*Your instructions*.
Wherever the string "icon" shows up in a line, count that line. Give the total alone.

*Data section*.
########################################

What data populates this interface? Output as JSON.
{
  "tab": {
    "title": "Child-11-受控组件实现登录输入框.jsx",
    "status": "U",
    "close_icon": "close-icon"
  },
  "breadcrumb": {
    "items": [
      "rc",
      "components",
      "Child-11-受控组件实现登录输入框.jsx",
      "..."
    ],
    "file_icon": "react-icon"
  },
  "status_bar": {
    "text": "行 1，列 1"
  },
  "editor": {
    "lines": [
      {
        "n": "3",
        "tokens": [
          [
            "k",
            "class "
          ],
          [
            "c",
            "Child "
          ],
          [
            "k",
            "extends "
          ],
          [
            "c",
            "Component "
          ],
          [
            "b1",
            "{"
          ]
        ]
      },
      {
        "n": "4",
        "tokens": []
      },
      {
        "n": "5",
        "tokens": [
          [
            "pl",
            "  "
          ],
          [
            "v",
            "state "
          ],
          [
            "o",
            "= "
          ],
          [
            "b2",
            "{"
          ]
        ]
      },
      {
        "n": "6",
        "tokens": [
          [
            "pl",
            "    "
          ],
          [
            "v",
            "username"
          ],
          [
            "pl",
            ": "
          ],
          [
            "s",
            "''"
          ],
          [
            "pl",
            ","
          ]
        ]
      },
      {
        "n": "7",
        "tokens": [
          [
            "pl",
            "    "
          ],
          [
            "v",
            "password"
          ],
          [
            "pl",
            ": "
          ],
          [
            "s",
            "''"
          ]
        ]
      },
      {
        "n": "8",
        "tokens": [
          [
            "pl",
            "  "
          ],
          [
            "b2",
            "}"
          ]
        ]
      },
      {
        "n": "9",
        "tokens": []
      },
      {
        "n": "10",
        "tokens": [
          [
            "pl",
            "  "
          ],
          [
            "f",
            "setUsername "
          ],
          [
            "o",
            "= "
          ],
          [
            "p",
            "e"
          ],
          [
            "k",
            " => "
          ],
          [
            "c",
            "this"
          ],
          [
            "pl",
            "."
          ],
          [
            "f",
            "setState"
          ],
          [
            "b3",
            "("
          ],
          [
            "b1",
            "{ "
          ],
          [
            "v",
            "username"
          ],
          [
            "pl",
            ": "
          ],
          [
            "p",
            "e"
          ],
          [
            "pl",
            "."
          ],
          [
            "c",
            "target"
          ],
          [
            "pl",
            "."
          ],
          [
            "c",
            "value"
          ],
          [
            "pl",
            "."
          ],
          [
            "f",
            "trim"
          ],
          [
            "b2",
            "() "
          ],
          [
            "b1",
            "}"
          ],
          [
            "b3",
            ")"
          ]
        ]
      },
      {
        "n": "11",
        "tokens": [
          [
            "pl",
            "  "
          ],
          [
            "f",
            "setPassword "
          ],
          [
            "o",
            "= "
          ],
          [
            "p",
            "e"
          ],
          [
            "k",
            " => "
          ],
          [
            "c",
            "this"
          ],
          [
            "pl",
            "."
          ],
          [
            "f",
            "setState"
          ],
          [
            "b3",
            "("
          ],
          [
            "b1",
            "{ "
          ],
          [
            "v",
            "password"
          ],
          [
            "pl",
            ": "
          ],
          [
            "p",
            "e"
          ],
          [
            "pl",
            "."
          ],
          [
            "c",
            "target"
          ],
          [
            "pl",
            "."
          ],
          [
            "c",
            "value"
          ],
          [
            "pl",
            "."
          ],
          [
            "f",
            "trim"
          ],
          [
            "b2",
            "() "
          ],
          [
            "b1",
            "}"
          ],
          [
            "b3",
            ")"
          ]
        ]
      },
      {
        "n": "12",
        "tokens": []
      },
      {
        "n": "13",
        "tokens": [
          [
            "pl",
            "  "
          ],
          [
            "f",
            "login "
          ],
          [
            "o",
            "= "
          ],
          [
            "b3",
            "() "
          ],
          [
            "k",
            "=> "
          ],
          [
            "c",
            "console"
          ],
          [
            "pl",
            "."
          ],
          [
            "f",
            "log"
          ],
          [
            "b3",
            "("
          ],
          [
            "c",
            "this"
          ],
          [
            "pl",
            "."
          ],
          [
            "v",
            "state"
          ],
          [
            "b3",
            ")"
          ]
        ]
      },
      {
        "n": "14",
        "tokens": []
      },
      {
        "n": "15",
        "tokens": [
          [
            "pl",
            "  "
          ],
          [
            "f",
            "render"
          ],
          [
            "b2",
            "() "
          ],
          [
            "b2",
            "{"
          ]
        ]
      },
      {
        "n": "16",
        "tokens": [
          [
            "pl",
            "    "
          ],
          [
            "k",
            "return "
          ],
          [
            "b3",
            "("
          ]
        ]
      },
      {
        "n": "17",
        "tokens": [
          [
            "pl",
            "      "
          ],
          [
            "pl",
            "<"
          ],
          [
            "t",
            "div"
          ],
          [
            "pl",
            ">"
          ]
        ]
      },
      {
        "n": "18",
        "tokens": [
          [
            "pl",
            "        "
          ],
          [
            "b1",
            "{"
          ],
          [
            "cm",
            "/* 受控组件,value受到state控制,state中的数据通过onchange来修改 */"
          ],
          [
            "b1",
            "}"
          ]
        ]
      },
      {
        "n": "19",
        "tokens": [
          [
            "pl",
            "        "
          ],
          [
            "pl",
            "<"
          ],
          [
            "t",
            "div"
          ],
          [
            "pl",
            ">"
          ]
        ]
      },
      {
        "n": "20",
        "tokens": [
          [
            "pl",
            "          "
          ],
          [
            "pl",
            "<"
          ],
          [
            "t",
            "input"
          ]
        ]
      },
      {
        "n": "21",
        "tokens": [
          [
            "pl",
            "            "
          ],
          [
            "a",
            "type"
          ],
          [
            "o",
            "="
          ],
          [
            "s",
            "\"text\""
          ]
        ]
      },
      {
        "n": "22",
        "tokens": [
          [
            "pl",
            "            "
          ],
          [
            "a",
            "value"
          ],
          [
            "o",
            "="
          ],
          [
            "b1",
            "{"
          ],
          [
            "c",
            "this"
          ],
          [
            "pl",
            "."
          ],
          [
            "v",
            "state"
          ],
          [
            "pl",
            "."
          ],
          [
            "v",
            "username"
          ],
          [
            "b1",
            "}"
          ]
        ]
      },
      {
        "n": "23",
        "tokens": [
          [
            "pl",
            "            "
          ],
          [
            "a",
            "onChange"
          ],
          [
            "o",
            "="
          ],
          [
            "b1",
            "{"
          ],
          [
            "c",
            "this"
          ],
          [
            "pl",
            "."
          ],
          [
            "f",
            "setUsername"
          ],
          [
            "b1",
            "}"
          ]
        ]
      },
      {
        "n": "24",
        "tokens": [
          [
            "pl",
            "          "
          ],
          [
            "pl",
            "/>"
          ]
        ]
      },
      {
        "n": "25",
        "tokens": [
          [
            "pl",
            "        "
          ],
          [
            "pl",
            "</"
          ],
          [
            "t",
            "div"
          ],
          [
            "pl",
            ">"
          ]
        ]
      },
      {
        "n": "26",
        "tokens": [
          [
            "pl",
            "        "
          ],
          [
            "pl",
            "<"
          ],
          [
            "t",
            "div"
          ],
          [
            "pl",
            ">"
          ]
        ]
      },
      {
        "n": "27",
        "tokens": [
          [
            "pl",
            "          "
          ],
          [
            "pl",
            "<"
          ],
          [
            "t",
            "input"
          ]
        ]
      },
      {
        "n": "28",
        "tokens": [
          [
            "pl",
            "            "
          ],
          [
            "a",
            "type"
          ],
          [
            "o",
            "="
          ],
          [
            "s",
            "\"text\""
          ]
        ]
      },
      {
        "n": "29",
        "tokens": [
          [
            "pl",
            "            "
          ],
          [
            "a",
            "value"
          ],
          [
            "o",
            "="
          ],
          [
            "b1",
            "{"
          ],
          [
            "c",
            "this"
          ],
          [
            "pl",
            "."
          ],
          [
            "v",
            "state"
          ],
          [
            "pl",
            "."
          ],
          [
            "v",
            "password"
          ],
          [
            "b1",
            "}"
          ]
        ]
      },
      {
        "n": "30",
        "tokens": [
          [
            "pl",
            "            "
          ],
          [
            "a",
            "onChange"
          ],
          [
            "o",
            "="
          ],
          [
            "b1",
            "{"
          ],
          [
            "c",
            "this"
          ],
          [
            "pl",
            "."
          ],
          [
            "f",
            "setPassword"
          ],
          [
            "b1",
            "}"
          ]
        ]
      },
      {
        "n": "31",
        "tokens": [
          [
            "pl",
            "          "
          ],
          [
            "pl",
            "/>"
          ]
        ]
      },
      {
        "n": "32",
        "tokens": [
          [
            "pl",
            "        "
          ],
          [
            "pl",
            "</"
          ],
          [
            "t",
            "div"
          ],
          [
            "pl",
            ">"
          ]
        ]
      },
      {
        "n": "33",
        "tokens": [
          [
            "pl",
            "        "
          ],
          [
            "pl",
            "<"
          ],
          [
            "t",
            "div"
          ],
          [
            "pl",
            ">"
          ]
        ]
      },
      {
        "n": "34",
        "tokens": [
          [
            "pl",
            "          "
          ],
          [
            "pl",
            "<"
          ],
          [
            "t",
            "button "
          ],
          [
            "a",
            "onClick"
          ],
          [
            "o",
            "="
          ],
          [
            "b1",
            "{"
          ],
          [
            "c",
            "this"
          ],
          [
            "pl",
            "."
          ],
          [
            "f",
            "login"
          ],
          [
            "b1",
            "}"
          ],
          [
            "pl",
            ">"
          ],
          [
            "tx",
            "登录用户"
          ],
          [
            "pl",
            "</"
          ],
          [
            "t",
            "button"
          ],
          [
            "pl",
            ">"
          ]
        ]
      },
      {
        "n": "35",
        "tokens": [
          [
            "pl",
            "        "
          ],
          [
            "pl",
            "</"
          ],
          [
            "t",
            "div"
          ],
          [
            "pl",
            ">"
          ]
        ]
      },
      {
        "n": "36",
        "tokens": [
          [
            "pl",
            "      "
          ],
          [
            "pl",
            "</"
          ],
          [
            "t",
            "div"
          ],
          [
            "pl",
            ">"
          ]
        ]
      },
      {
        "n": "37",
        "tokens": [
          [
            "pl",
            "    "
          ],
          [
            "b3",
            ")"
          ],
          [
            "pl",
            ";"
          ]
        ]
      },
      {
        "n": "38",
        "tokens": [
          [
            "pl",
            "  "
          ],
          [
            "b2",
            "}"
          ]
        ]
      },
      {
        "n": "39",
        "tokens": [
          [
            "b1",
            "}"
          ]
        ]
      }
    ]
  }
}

########################################

*Correct result*.
2